**THE PROBLEM**
Extract the entries in their exact form.

## start

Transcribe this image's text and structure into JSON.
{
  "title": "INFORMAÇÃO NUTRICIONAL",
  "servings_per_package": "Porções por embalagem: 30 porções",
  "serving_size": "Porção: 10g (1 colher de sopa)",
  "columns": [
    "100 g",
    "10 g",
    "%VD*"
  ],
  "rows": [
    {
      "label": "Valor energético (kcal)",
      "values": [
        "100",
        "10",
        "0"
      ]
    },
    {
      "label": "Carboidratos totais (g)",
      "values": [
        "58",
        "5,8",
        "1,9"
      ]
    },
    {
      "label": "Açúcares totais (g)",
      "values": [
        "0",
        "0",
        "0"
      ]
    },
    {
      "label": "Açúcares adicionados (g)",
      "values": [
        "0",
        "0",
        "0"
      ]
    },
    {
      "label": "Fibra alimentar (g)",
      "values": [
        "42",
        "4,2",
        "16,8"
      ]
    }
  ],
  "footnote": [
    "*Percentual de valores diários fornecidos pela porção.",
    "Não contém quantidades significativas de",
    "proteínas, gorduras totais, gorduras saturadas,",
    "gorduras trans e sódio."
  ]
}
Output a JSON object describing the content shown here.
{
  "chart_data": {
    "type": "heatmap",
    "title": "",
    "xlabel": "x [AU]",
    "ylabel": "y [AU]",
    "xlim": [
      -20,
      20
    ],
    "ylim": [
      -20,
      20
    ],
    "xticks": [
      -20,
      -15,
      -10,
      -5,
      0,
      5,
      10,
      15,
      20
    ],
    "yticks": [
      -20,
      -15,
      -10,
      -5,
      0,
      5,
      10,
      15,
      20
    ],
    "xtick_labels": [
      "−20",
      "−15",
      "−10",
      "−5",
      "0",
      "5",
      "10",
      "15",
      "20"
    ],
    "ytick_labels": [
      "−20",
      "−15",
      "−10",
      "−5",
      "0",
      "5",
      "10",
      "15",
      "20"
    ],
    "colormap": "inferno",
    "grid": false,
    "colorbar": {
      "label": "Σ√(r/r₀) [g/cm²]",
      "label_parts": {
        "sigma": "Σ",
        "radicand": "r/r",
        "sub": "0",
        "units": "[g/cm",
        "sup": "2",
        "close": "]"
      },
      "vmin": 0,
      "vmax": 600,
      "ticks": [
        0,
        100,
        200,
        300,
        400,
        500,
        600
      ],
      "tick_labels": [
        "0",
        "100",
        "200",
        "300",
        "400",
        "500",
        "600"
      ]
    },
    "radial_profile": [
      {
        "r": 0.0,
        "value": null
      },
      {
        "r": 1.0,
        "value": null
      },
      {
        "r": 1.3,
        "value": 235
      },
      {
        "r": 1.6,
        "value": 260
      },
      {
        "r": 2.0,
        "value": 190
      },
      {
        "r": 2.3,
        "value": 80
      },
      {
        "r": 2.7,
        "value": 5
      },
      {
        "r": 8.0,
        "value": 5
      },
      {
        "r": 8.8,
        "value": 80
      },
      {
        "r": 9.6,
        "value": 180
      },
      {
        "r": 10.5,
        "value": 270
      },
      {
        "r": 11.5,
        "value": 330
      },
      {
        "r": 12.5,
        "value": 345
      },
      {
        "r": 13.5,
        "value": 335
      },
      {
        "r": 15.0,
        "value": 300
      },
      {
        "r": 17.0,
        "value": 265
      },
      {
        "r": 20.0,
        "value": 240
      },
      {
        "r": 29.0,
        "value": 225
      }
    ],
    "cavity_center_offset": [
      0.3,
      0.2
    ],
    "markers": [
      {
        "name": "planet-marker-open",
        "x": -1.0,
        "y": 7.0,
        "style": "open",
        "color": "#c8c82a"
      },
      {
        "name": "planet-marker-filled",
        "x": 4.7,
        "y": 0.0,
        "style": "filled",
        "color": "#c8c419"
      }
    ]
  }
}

## end

**EXERCISE ANSWER**
Transcribe this image's text and structure into JSON.
{
  "title": "INFORMAÇÃO NUTRICIONAL",
  "servings_per_package": "Porções por embalagem: 30 porções",
  "serving_size": "Porção: 10g (1 colher de sopa)",
  "columns": [
    "100 g",
    "10 g",
    "%VD*"
  ],
  "rows": [
    {
      "label": "Valor energético (kcal)",
      "values": [
        "100",
        "10",
        "0"
      ]
    },
    {
      "label": "Carboidratos totais (g)",
      "values": [
        "58",
        "5,8",
        "1,9"
      ]
    },
    {
      "label": "Açúcares totais (g)",
      "values": [
        "0",
        "0",
        "0"
      ]
    },
    {
      "label": "Açúcares adicionados (g)",
      "values": [
        "0",
        "0",
        "0"
      ]
    },
    {
      "label": "Fibra alimentar (g)",
      "values": [
        "42",
        "4,2",
        "16,8"
      ]
    }
  ],
  "footnote": [
    "*Percentual de valores diários fornecidos pela porção.",
    "Não contém quantidades significativas de",
    "proteínas, gorduras totais, gorduras saturadas,",
    "gorduras trans e sódio."
  ]
}
Output a JSON object describing the content shown here.
{
  "chart_data": {
    "type": "heatmap",
    "title": "",
    "xlabel": "x [AU]",
    "ylabel": "y [AU]",
    "xlim": [
      -20,
      20
    ],
    "ylim": [
      -20,
      20
    ],
    "xticks": [
      -20,
      -15,
      -10,
      -5,
      0,
      5,
      10,
      15,
      20
    ],
    "yticks": [
      -20,
      -15,
      -10,
      -5,
      0,
      5,
      10,
      15,
      20
    ],
    "xtick_labels": [
      "−20",
      "−15",
      "−10",
      "−5",
      "0",
      "5",
      "10",
      "15",
      "20"
    ],
    "ytick_labels": [
      "−20",
      "−15",
      "−10",
      "−5",
      "0",
      "5",
      "10",
      "15",
      "20"
    ],
    "colormap": "inferno",
    "grid": false,
    "colorbar": {
      "label": "Σ√(r/r₀) [g/cm²]",
      "label_parts": {
        "sigma": "Σ",
        "radicand": "r/r",
        "sub": "0",
        "units": "[g/cm",
        "sup": "2",
        "close": "]"
      },
      "vmin": 0,
      "vmax": 600,
      "ticks": [
        0,
        100,
        200,
        300,
        400,
        500,
        600
      ],
      "tick_labels": [
        "0",
        "100",
        "200",
        "300",
        "400",
        "500",
        "600"
      ]
    },
    "radial_profile": [
      {
        "r": 0.0,
        "value": null
      },
      {
        "r": 1.0,
        "value": null
      },
      {
        "r": 1.3,
        "value": 235
      },
      {
        "r": 1.6,
        "value": 260
      },
      {
        "r": 2.0,
        "value": 190
      },
      {
        "r": 2.3,
        "value": 80
      },
      {
        "r": 2.7,
        "value": 5
      },
      {
        "r": 8.0,
        "value": 5
      },
      {
        "r": 8.8,
        "value": 80
      },
      {
        "r": 9.6,
        "value": 180
      },
      {
        "r": 10.5,
        "value": 270
      },
      {
        "r": 11.5,
        "value": 330
      },
      {
        "r": 12.5,
        "value": 345
      },
      {
        "r": 13.5,
        "value": 335
      },
      {
        "r": 15.0,
        "value": 300
      },
      {
        "r": 17.0,
        "value": 265
      },
      {
        "r": 20.0,
        "value": 240
      },
      {
        "r": 29.0,
        "value": 225
      }
    ],
    "cavity_center_offset": [
      0.3,
      0.2
    ],
    "markers": [
      {
        "name": "planet-marker-open",
        "x": -1.0,
        "y": 7.0,
        "style": "open",
        "color": "#c8c82a"
      },
      {
        "name": "planet-marker-filled",
        "x": 4.7,
        "y": 0.0,
        "style": "filled",
        "color": "#c8c419"
      }
    ]
  }
}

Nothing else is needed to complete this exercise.